**Stated goal:** Pictures are to be left out; otherwise, copy exactly the lines from the line containing "Read this page and output its text content." through the end of the data.

**Stored records:**
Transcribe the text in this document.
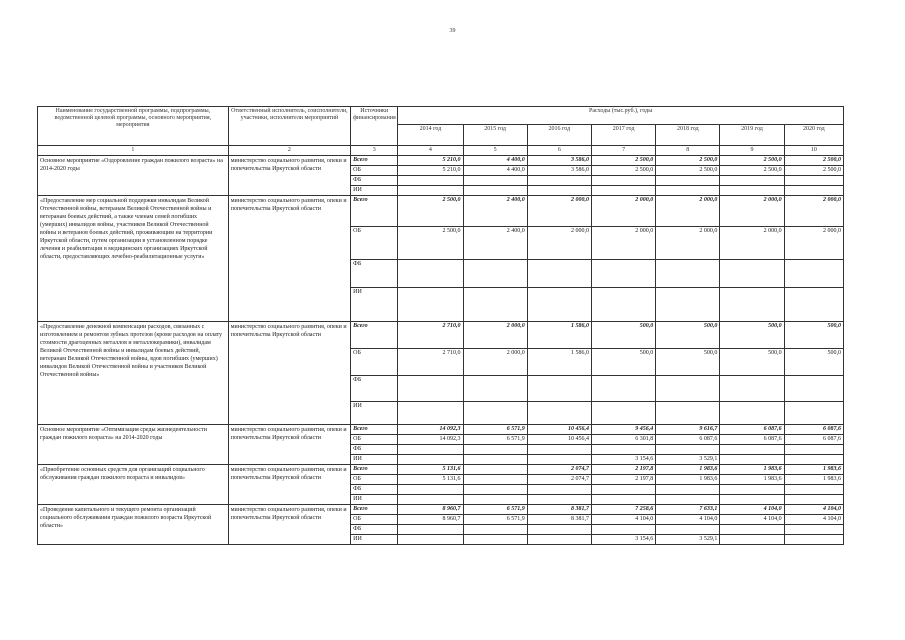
39
Наименование государственной программы, подпрограммы, ведомственной целевой программы, основного мероприятия, мероприятия	Ответственный исполнитель, соисполнители, участники, исполнители мероприятий	Источники финансирования	Расходы (тыс.руб.), годы						
			2014 год	2015 год	2016 год	2017 год	2018 год	2019 год	2020 год
1	2	3	4	5	6	7	8	9	10
Основное мероприятие «Оздоровление граждан пожилого возраста» на 2014-2020 годы	министерство социального развития, опеки и попечительства Иркутской области	Всего	5 210,0	4 400,0	3 586,0	2 500,0	2 500,0	2 500,0	2 500,0
		ОБ	5 210,0	4 400,0	3 586,0	2 500,0	2 500,0	2 500,0	2 500,0
		ФБ							
		ИИ							
«Предоставление мер социальной поддержки инвалидам Великой Отечественной войны, ветеранам Великой Отечественной войны и ветеранам боевых действий, а также членам семей погибших (умерших) инвалидов войны, участников Великой Отечественной войны и ветеранов боевых действий, проживающим на территории Иркутской области, путем организации в установленном порядке лечения и реабилитации в медицинских организациях Иркутской области, предоставляющих лечебно-реабилитационные услуги»	министерство социального развития, опеки и попечительства Иркутской области	Всего	2 500,0	2 400,0	2 000,0	2 000,0	2 000,0	2 000,0	2 000,0
		ОБ	2 500,0	2 400,0	2 000,0	2 000,0	2 000,0	2 000,0	2 000,0
		ФБ							
		ИИ							
«Предоставление денежной компенсации расходов, связанных с изготовлением и ремонтом зубных протезов (кроме расходов на оплату стоимости драгоценных металлов и металлокерамики), инвалидам Великой Отечественной войны и инвалидам боевых действий, ветеранам Великой Отечественной войны, вдов погибших (умерших) инвалидов Великой Отечественной войны и участников Великой Отечественной войны»	министерство социального развития, опеки и попечительства Иркутской области	Всего	2 710,0	2 000,0	1 586,0	500,0	500,0	500,0	500,0
		ОБ	2 710,0	2 000,0	1 586,0	500,0	500,0	500,0	500,0
		ФБ							
		ИИ							
Основное мероприятие «Оптимизация среды жизнедеятельности граждан пожилого возраста» на 2014-2020 годы	министерство социального развития, опеки и попечительства Иркутской области	Всего	14 092,3	6 571,9	10 456,4	9 456,4	9 616,7	6 087,6	6 087,6
		ОБ	14 092,3	6 571,9	10 456,4	6 301,8	6 087,6	6 087,6	6 087,6
		ФБ							
		ИИ				3 154,6	3 529,1		
«Приобретение основных средств для организаций социального обслуживания граждан пожилого возраста и инвалидов»	министерство социального развития, опеки и попечительства Иркутской области	Всего	5 131,6		2 074,7	2 197,8	1 983,6	1 983,6	1 983,6
		ОБ	5 131,6		2 074,7	2 197,8	1 983,6	1 983,6	1 983,6
		ФБ							
		ИИ							
«Проведение капитального и текущего ремонта организаций социального обслуживания граждан пожилого возраста Иркутской области»	министерство социального развития, опеки и попечительства Иркутской области	Всего	8 960,7	6 571,9	8 381,7	7 258,6	7 633,1	4 104,0	4 104,0
		ОБ	8 960,7	6 571,9	8 381,7	4 104,0	4 104,0	4 104,0	4 104,0
		ФБ							
		ИИ				3 154,6	3 529,1		
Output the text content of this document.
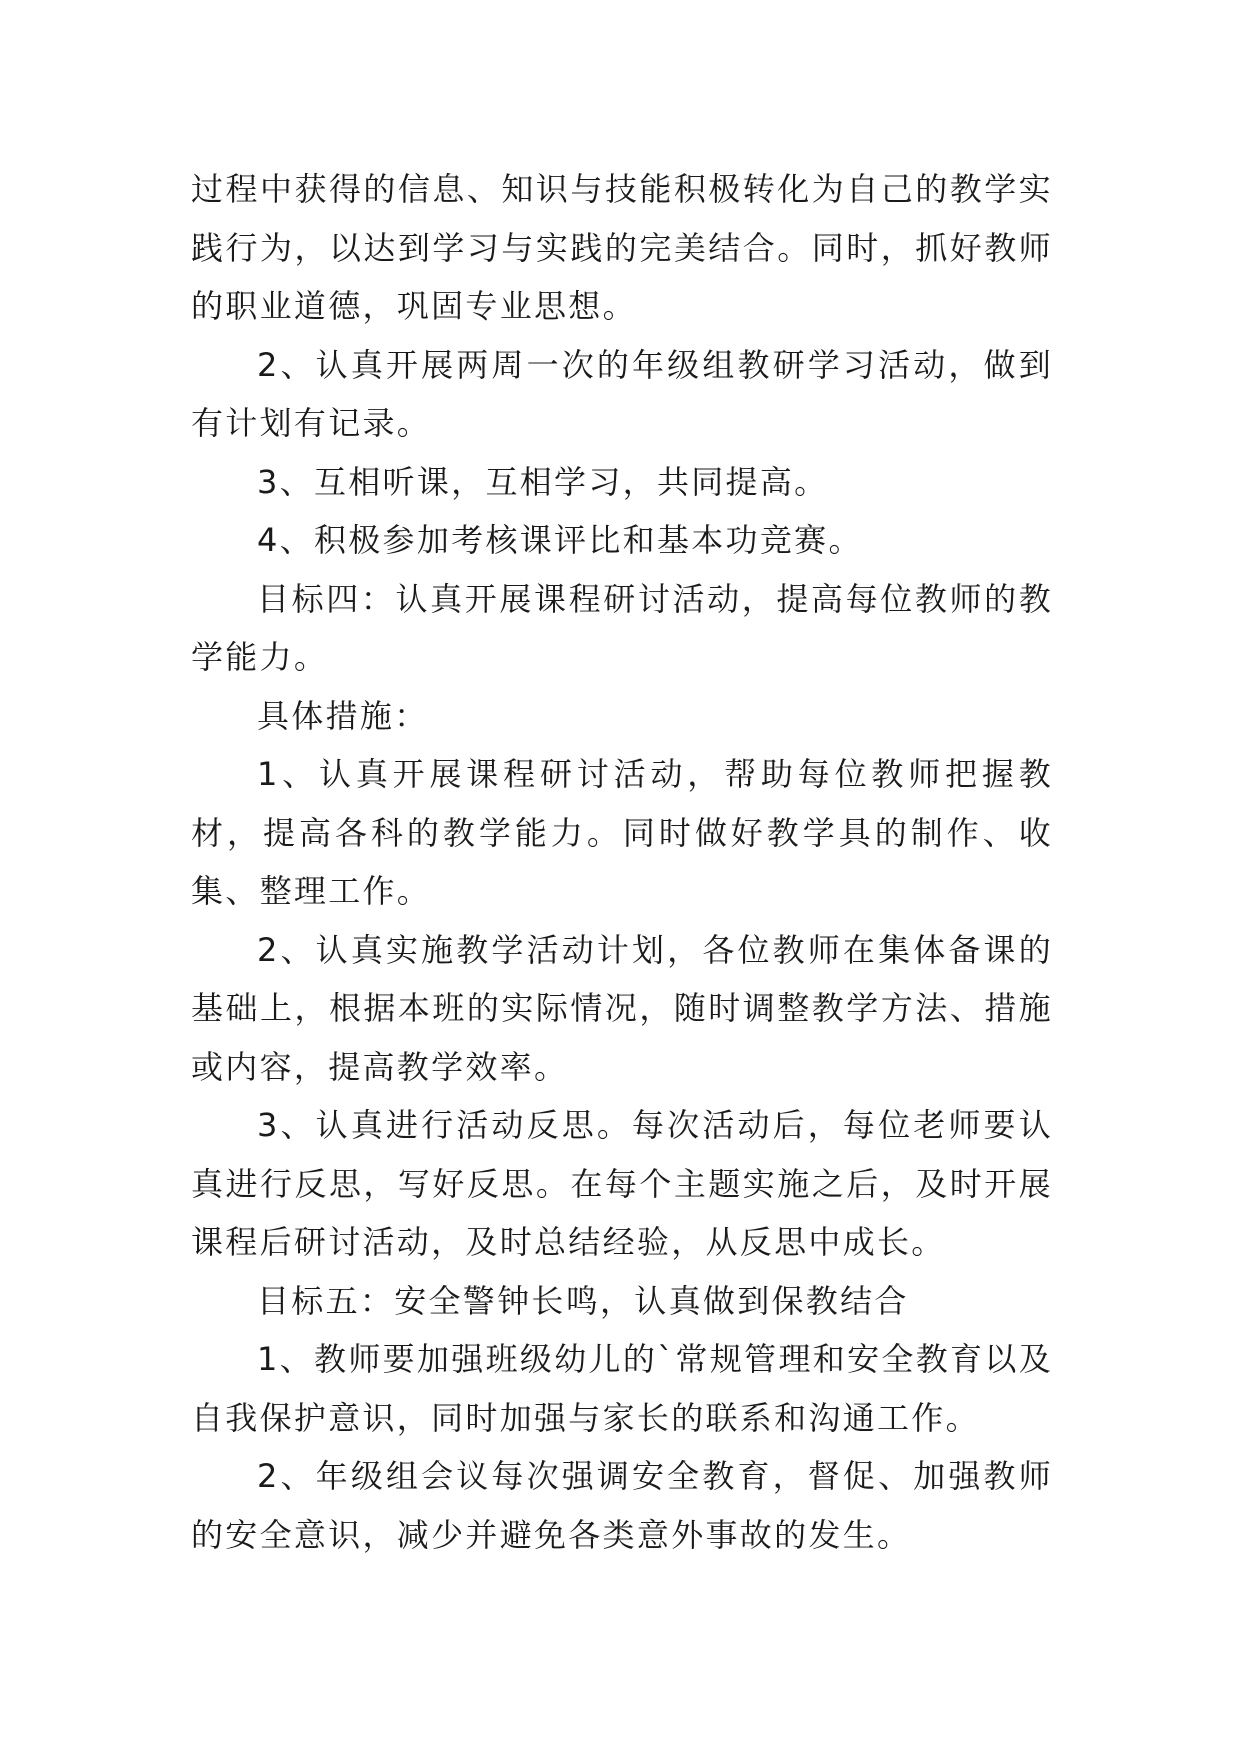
过程中获得的信息、知识与技能积极转化为自己的教学实践行为，以达到学习与实践的完美结合。同时，抓好教师的职业道德，巩固专业思想。

2、认真开展两周一次的年级组教研学习活动，做到有计划有记录。

3、互相听课，互相学习，共同提高。

4、积极参加考核课评比和基本功竞赛。

目标四：认真开展课程研讨活动，提高每位教师的教学能力。

具体措施：

1、认真开展课程研讨活动，帮助每位教师把握教材，提高各科的教学能力。同时做好教学具的制作、收集、整理工作。

2、认真实施教学活动计划，各位教师在集体备课的基础上，根据本班的实际情况，随时调整教学方法、措施或内容，提高教学效率。

3、认真进行活动反思。每次活动后，每位老师要认真进行反思，写好反思。在每个主题实施之后，及时开展课程后研讨活动，及时总结经验，从反思中成长。

目标五：安全警钟长鸣，认真做到保教结合

1、教师要加强班级幼儿的`常规管理和安全教育以及自我保护意识，同时加强与家长的联系和沟通工作。

2、年级组会议每次强调安全教育，督促、加强教师的安全意识，减少并避免各类意外事故的发生。
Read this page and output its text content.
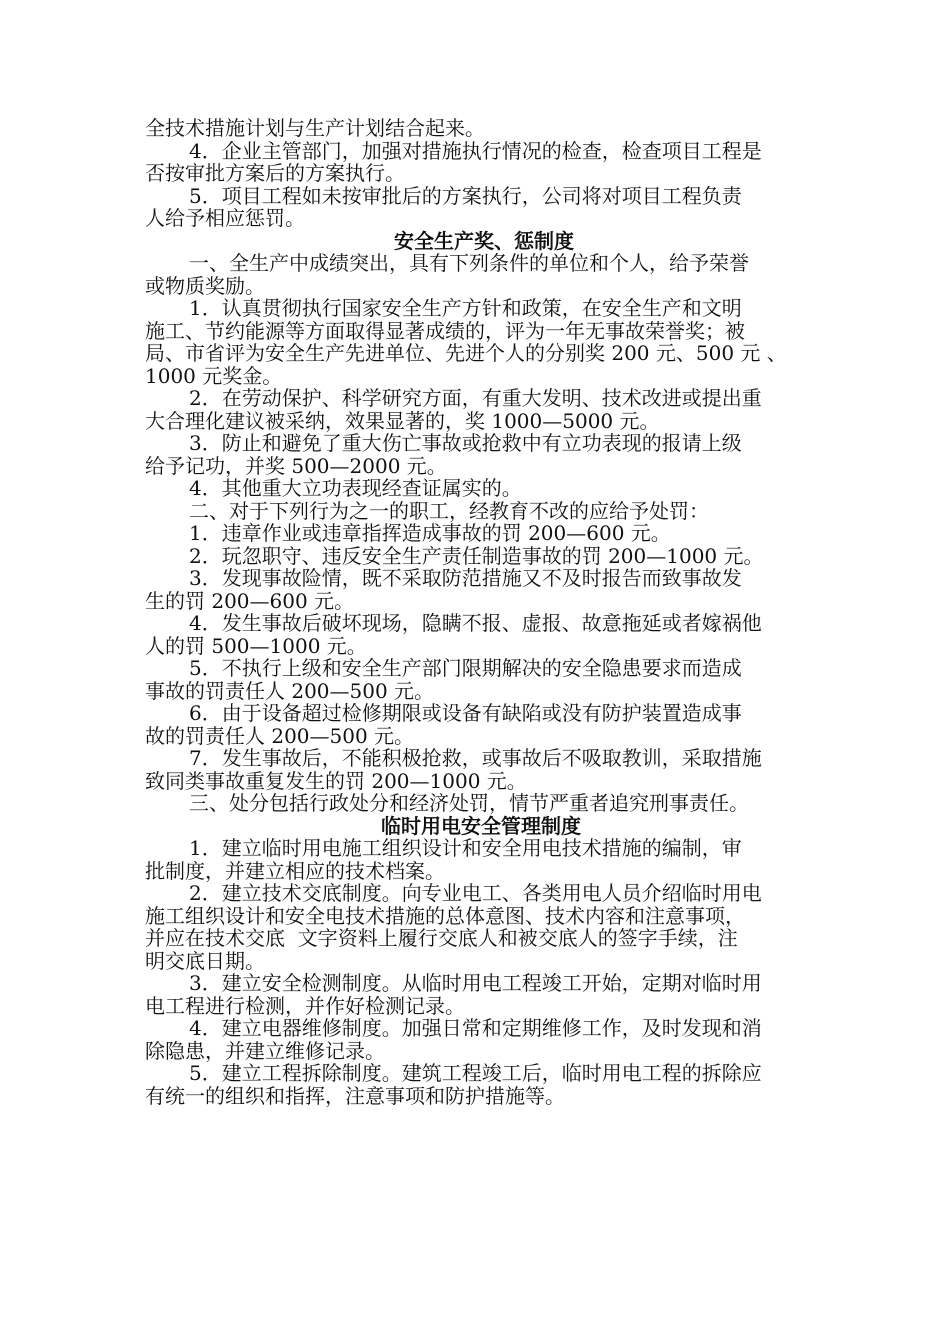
全技术措施计划与生产计划结合起来。
4．企业主管部门，加强对措施执行情况的检查，检查项目工程是
否按审批方案后的方案执行。
5．项目工程如未按审批后的方案执行，公司将对项目工程负责
人给予相应惩罚。
安全生产奖、惩制度
一、全生产中成绩突出，具有下列条件的单位和个人，给予荣誉
或物质奖励。
1．认真贯彻执行国家安全生产方针和政策，在安全生产和文明
施工、节约能源等方面取得显著成绩的，评为一年无事故荣誉奖；被
局、市省评为安全生产先进单位、先进个人的分别奖 200 元、500 元 、
1000 元奖金。
2．在劳动保护、科学研究方面，有重大发明、技术改进或提出重
大合理化建议被采纳，效果显著的，奖 1000—5000 元。
3．防止和避免了重大伤亡事故或抢救中有立功表现的报请上级
给予记功，并奖 500—2000 元。
4．其他重大立功表现经查证属实的。
二、对于下列行为之一的职工，经教育不改的应给予处罚：
1．违章作业或违章指挥造成事故的罚 200—600 元。
2．玩忽职守、违反安全生产责任制造事故的罚 200—1000 元。
3．发现事故险情，既不采取防范措施又不及时报告而致事故发
生的罚 200—600 元。
4．发生事故后破坏现场，隐瞒不报、虚报、故意拖延或者嫁祸他
人的罚 500—1000 元。
5．不执行上级和安全生产部门限期解决的安全隐患要求而造成
事故的罚责任人 200—500 元。
6．由于设备超过检修期限或设备有缺陷或没有防护装置造成事
故的罚责任人 200—500 元。
7．发生事故后，不能积极抢救，或事故后不吸取教训，采取措施
致同类事故重复发生的罚 200—1000 元。
三、处分包括行政处分和经济处罚，情节严重者追究刑事责任。
临时用电安全管理制度
1．建立临时用电施工组织设计和安全用电技术措施的编制，审
批制度，并建立相应的技术档案。
2．建立技术交底制度。向专业电工、各类用电人员介绍临时用电
施工组织设计和安全电技术措施的总体意图、技术内容和注意事项，
并应在技术交底  文字资料上履行交底人和被交底人的签字手续，注
明交底日期。
3．建立安全检测制度。从临时用电工程竣工开始，定期对临时用
电工程进行检测，并作好检测记录。
4．建立电器维修制度。加强日常和定期维修工作，及时发现和消
除隐患，并建立维修记录。
5．建立工程拆除制度。建筑工程竣工后，临时用电工程的拆除应
有统一的组织和指挥，注意事项和防护措施等。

**Right answer:**
Read this page and output its text content.
全技术措施计划与生产计划结合起来。
4．企业主管部门，加强对措施执行情况的检查，检查项目工程是
否按审批方案后的方案执行。
5．项目工程如未按审批后的方案执行，公司将对项目工程负责
人给予相应惩罚。
安全生产奖、惩制度
一、全生产中成绩突出，具有下列条件的单位和个人，给予荣誉
或物质奖励。
1．认真贯彻执行国家安全生产方针和政策，在安全生产和文明
施工、节约能源等方面取得显著成绩的，评为一年无事故荣誉奖；被
局、市省评为安全生产先进单位、先进个人的分别奖 200 元、500 元 、
1000 元奖金。
2．在劳动保护、科学研究方面，有重大发明、技术改进或提出重
大合理化建议被采纳，效果显著的，奖 1000—5000 元。
3．防止和避免了重大伤亡事故或抢救中有立功表现的报请上级
给予记功，并奖 500—2000 元。
4．其他重大立功表现经查证属实的。
二、对于下列行为之一的职工，经教育不改的应给予处罚：
1．违章作业或违章指挥造成事故的罚 200—600 元。
2．玩忽职守、违反安全生产责任制造事故的罚 200—1000 元。
3．发现事故险情，既不采取防范措施又不及时报告而致事故发
生的罚 200—600 元。
4．发生事故后破坏现场，隐瞒不报、虚报、故意拖延或者嫁祸他
人的罚 500—1000 元。
5．不执行上级和安全生产部门限期解决的安全隐患要求而造成
事故的罚责任人 200—500 元。
6．由于设备超过检修期限或设备有缺陷或没有防护装置造成事
故的罚责任人 200—500 元。
7．发生事故后，不能积极抢救，或事故后不吸取教训，采取措施
致同类事故重复发生的罚 200—1000 元。
三、处分包括行政处分和经济处罚，情节严重者追究刑事责任。
临时用电安全管理制度
1．建立临时用电施工组织设计和安全用电技术措施的编制，审
批制度，并建立相应的技术档案。
2．建立技术交底制度。向专业电工、各类用电人员介绍临时用电
施工组织设计和安全电技术措施的总体意图、技术内容和注意事项，
并应在技术交底  文字资料上履行交底人和被交底人的签字手续，注
明交底日期。
3．建立安全检测制度。从临时用电工程竣工开始，定期对临时用
电工程进行检测，并作好检测记录。
4．建立电器维修制度。加强日常和定期维修工作，及时发现和消
除隐患，并建立维修记录。
5．建立工程拆除制度。建筑工程竣工后，临时用电工程的拆除应
有统一的组织和指挥，注意事项和防护措施等。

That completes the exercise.